Psy 342 Learning & Memory

Chapter 4

Instrumental/Operant Conditioning

I. Early Experiments

            A. Thorndike

The graph below is called a ______________ and summarizes how quickly cats learned to escape from a puzzle box.

Thorndike's measure of conditioning was _____?

Trial and error or insight? 

 

For Thorndike’s cats, the behaviors that opened the door were followed by certain consequences: __________and____________. 

As a result of these consequences, the cat became _____ likely to repeat the effective escape behaviors, which ultimately decreased the animal’s escape latency. 

“Of several responses made to the same situation, those which are accompanied or closely followed by satisfaction to the animal will, other things being equal, be more firmly connected to the situation, so that, when it (the situation) recurs, they will be more likely to recur.”

instrumental conditioning—an organism’s behavior changes because of the consequences that follow the behavior.

 

            B. Skinner

Responsible for an enormous increase of interest in instrumental/operant conditioning in the 1940s and 1950s.

 How did Skinner’s methods differ from Thorndike’s?

     Discrete-trial procedure vs. free operant procedures

       Response latency vs. response rate

 

II. Behavior, Consequences, & Contingencies

Instrumental/operant contingency:

Behavior Consequence (further, this relationship is contingent)

 

           A.  Reinforcement & Punishment

reinforcement—the contingency that results when the consequence of a behavior causes the future probability of that behavior to INCREASE

Then what is a reinforcer?

Direction
Retype the passage from the conditioning notes starting at "I. Early Experiments" and ending at "error or insight?".

Stored records
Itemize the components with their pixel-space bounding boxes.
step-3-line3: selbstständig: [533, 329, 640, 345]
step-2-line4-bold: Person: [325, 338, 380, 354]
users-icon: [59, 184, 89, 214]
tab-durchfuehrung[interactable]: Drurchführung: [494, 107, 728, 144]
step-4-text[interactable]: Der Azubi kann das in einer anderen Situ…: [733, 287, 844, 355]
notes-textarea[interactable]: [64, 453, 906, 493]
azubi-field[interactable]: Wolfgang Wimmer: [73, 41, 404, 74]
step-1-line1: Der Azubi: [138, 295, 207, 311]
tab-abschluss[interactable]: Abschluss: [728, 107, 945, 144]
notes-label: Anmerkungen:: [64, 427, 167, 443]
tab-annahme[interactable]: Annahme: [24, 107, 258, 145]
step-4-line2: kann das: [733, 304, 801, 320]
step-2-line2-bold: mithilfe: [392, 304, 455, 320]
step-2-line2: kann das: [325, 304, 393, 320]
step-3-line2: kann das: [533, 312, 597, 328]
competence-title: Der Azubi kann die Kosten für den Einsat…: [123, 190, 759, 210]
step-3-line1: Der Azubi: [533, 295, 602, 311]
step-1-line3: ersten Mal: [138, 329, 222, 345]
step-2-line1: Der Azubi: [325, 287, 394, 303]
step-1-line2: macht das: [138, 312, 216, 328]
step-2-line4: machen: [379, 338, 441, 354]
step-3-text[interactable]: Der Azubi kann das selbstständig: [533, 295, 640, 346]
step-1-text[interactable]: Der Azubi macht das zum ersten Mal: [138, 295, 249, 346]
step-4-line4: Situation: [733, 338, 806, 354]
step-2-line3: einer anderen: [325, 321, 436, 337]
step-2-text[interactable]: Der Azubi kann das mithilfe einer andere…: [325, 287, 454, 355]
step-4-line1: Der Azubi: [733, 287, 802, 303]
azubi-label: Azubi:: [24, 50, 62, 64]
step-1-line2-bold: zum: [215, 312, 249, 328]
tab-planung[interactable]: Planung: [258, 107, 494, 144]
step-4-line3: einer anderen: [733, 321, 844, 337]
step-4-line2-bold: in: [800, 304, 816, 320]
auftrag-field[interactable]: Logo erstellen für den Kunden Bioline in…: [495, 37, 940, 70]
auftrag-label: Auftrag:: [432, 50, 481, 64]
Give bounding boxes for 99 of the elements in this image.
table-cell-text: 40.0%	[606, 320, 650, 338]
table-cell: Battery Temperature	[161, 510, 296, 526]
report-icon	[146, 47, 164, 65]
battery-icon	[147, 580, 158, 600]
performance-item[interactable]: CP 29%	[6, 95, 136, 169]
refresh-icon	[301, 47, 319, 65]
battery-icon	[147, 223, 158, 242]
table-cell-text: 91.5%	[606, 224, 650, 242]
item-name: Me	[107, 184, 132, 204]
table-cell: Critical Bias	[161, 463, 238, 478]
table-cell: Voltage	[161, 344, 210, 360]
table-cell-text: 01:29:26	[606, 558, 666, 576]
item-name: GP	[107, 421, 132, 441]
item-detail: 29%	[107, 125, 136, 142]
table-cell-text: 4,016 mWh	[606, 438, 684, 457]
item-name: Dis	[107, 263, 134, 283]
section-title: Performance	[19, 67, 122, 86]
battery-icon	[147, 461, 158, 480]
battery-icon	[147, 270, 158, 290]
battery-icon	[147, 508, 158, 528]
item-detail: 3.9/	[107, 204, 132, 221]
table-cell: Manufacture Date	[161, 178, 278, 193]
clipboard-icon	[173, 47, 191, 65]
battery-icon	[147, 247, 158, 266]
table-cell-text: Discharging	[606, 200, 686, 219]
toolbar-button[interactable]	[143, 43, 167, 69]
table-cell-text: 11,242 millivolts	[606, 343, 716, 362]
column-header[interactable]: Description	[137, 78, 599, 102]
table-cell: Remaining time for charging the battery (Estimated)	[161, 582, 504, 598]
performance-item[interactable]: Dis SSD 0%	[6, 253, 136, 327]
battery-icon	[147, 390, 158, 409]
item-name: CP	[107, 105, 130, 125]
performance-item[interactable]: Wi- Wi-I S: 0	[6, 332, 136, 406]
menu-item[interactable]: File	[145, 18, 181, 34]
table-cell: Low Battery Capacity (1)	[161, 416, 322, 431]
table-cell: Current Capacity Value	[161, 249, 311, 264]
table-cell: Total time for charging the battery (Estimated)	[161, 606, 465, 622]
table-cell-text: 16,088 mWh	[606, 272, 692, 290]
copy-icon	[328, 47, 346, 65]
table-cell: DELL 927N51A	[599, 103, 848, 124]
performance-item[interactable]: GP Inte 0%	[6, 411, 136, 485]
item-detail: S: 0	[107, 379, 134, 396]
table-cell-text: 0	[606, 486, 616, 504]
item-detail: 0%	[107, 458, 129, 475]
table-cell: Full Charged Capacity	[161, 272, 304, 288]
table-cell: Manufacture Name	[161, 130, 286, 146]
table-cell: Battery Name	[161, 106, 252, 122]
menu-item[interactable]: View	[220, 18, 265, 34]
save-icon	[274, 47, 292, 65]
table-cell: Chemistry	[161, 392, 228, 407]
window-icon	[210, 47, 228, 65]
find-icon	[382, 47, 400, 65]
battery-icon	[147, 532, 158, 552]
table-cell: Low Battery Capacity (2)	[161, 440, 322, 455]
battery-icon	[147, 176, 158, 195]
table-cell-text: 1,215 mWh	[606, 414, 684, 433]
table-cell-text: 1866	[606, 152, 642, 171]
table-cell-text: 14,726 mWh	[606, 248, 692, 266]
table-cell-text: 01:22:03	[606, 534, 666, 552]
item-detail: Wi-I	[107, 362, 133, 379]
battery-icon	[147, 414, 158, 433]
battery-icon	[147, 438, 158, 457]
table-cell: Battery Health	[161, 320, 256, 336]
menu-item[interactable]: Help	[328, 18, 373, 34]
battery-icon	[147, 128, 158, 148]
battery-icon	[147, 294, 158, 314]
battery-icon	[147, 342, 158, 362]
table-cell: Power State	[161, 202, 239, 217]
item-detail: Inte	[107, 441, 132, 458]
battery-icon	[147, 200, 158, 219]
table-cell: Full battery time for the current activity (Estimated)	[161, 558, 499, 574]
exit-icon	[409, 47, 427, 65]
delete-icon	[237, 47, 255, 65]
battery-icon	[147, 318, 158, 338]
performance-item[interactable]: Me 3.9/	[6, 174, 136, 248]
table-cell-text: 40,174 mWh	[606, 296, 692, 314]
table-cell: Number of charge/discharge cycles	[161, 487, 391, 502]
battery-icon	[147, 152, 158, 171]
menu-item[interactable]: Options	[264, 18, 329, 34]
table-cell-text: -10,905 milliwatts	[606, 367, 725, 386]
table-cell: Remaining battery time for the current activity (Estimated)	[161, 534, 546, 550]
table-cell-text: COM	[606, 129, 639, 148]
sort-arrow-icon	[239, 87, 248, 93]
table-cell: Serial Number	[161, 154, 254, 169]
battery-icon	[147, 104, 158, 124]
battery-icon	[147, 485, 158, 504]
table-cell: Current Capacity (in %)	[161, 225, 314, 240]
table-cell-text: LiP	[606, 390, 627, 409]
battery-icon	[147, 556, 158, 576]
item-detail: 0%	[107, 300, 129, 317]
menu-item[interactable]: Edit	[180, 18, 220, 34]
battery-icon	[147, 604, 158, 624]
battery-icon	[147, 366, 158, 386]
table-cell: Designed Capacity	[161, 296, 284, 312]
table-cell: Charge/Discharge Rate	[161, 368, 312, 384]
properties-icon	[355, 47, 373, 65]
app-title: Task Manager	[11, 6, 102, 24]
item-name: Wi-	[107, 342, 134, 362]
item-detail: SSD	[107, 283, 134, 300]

Answer below
I. Early Experiments

            A. Thorndike

The graph below is called a ______________ and summarizes how quickly cats learned to escape from a puzzle box.

Thorndike's measure of conditioning was _____?

Trial and error or insight?